Repeat the full listing below verbatim and keep the images out.

——

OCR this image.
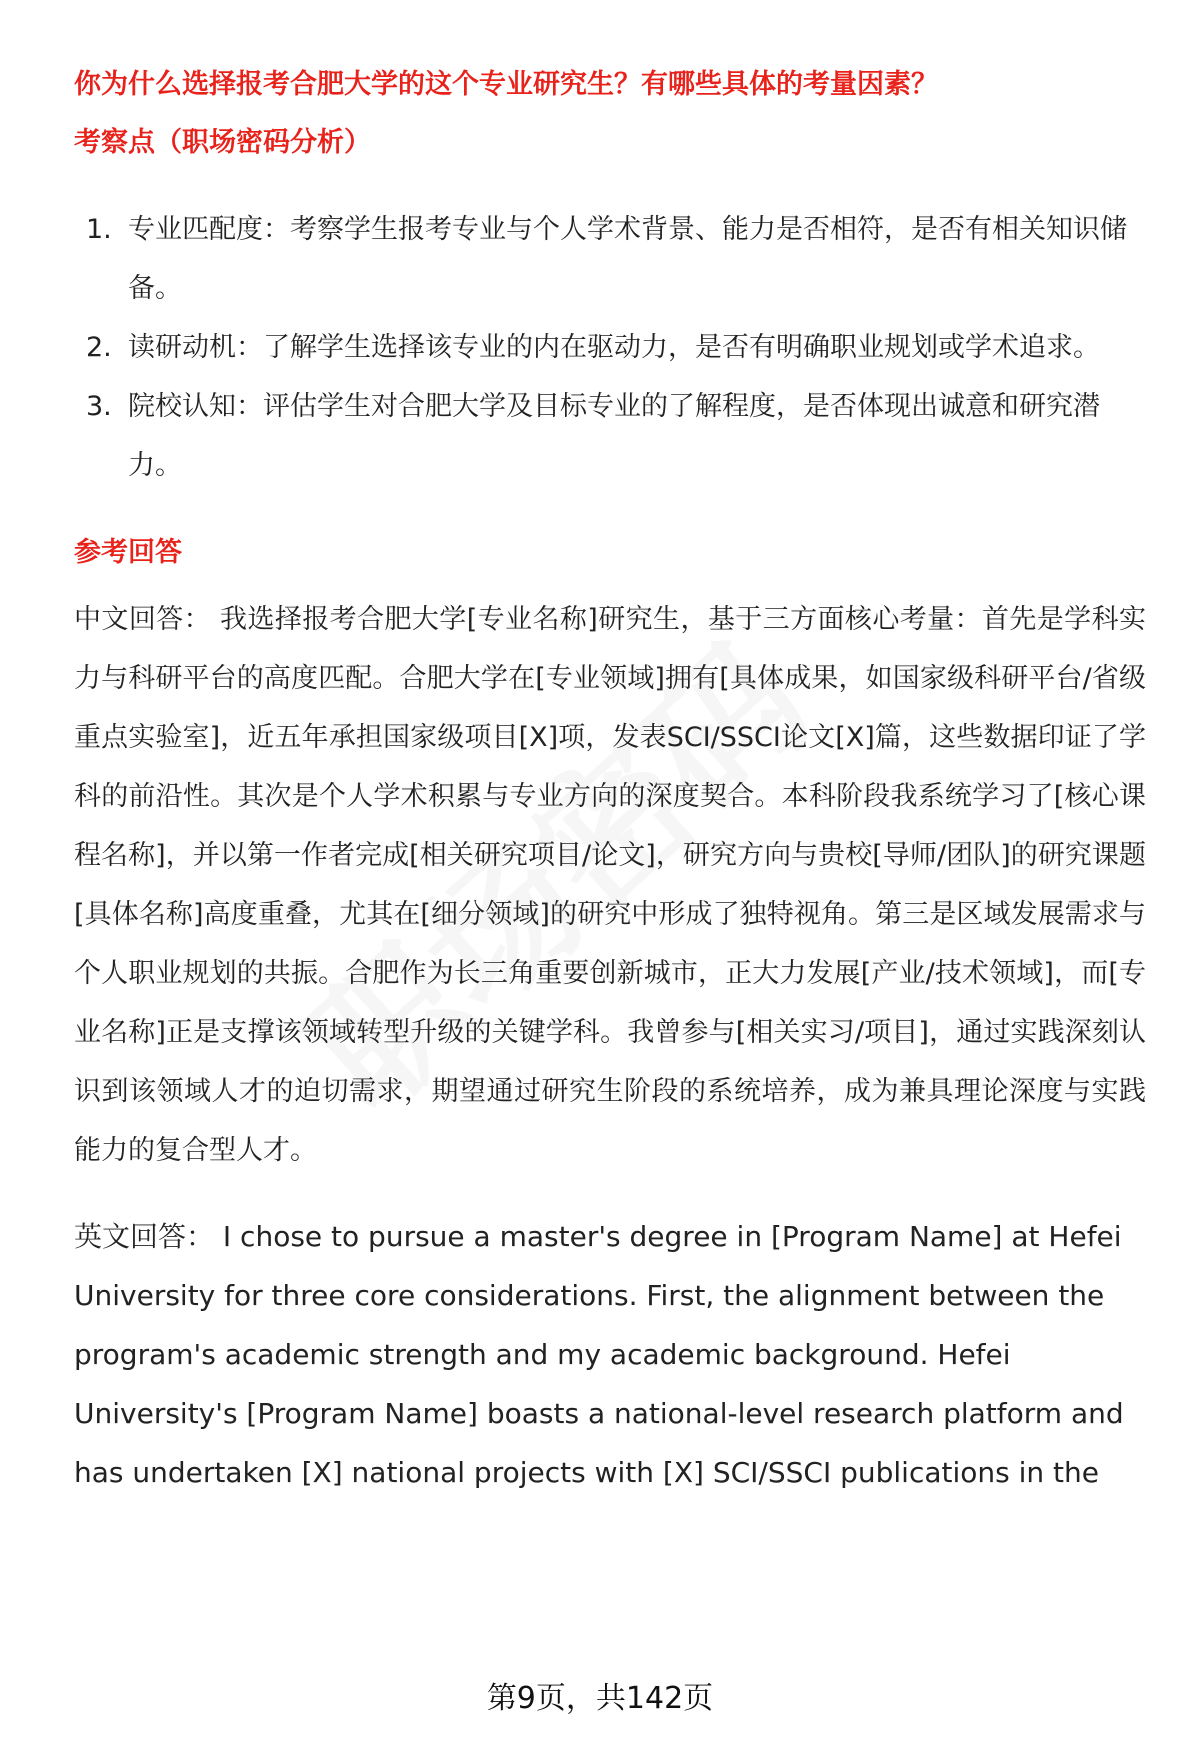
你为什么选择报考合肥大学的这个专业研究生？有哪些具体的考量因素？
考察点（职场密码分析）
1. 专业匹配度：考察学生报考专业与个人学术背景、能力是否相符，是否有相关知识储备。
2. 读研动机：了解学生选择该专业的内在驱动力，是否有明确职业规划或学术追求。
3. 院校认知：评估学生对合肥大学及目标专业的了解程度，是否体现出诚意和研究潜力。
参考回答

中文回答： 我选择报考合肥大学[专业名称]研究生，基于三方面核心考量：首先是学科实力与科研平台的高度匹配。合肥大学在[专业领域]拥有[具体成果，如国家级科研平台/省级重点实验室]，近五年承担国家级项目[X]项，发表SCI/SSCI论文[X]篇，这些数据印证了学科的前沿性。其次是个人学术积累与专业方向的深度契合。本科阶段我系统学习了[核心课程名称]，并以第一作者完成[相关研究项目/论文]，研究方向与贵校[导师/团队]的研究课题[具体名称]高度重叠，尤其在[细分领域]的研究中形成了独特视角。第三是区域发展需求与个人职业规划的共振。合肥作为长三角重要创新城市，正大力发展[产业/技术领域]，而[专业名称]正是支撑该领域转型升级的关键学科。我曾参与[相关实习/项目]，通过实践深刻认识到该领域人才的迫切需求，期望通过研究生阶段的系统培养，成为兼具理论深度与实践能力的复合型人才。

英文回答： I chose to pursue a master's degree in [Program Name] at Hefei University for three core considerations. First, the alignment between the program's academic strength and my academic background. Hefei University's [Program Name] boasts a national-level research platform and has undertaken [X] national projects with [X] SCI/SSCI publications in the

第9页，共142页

——

» **OUTPUT FOR THIS EXERCISE**
OCR this image.
你为什么选择报考合肥大学的这个专业研究生？有哪些具体的考量因素？
考察点（职场密码分析）
1. 专业匹配度：考察学生报考专业与个人学术背景、能力是否相符，是否有相关知识储备。
2. 读研动机：了解学生选择该专业的内在驱动力，是否有明确职业规划或学术追求。
3. 院校认知：评估学生对合肥大学及目标专业的了解程度，是否体现出诚意和研究潜力。
参考回答

中文回答： 我选择报考合肥大学[专业名称]研究生，基于三方面核心考量：首先是学科实力与科研平台的高度匹配。合肥大学在[专业领域]拥有[具体成果，如国家级科研平台/省级重点实验室]，近五年承担国家级项目[X]项，发表SCI/SSCI论文[X]篇，这些数据印证了学科的前沿性。其次是个人学术积累与专业方向的深度契合。本科阶段我系统学习了[核心课程名称]，并以第一作者完成[相关研究项目/论文]，研究方向与贵校[导师/团队]的研究课题[具体名称]高度重叠，尤其在[细分领域]的研究中形成了独特视角。第三是区域发展需求与个人职业规划的共振。合肥作为长三角重要创新城市，正大力发展[产业/技术领域]，而[专业名称]正是支撑该领域转型升级的关键学科。我曾参与[相关实习/项目]，通过实践深刻认识到该领域人才的迫切需求，期望通过研究生阶段的系统培养，成为兼具理论深度与实践能力的复合型人才。

英文回答： I chose to pursue a master's degree in [Program Name] at Hefei University for three core considerations. First, the alignment between the program's academic strength and my academic background. Hefei University's [Program Name] boasts a national-level research platform and has undertaken [X] national projects with [X] SCI/SSCI publications in the

第9页，共142页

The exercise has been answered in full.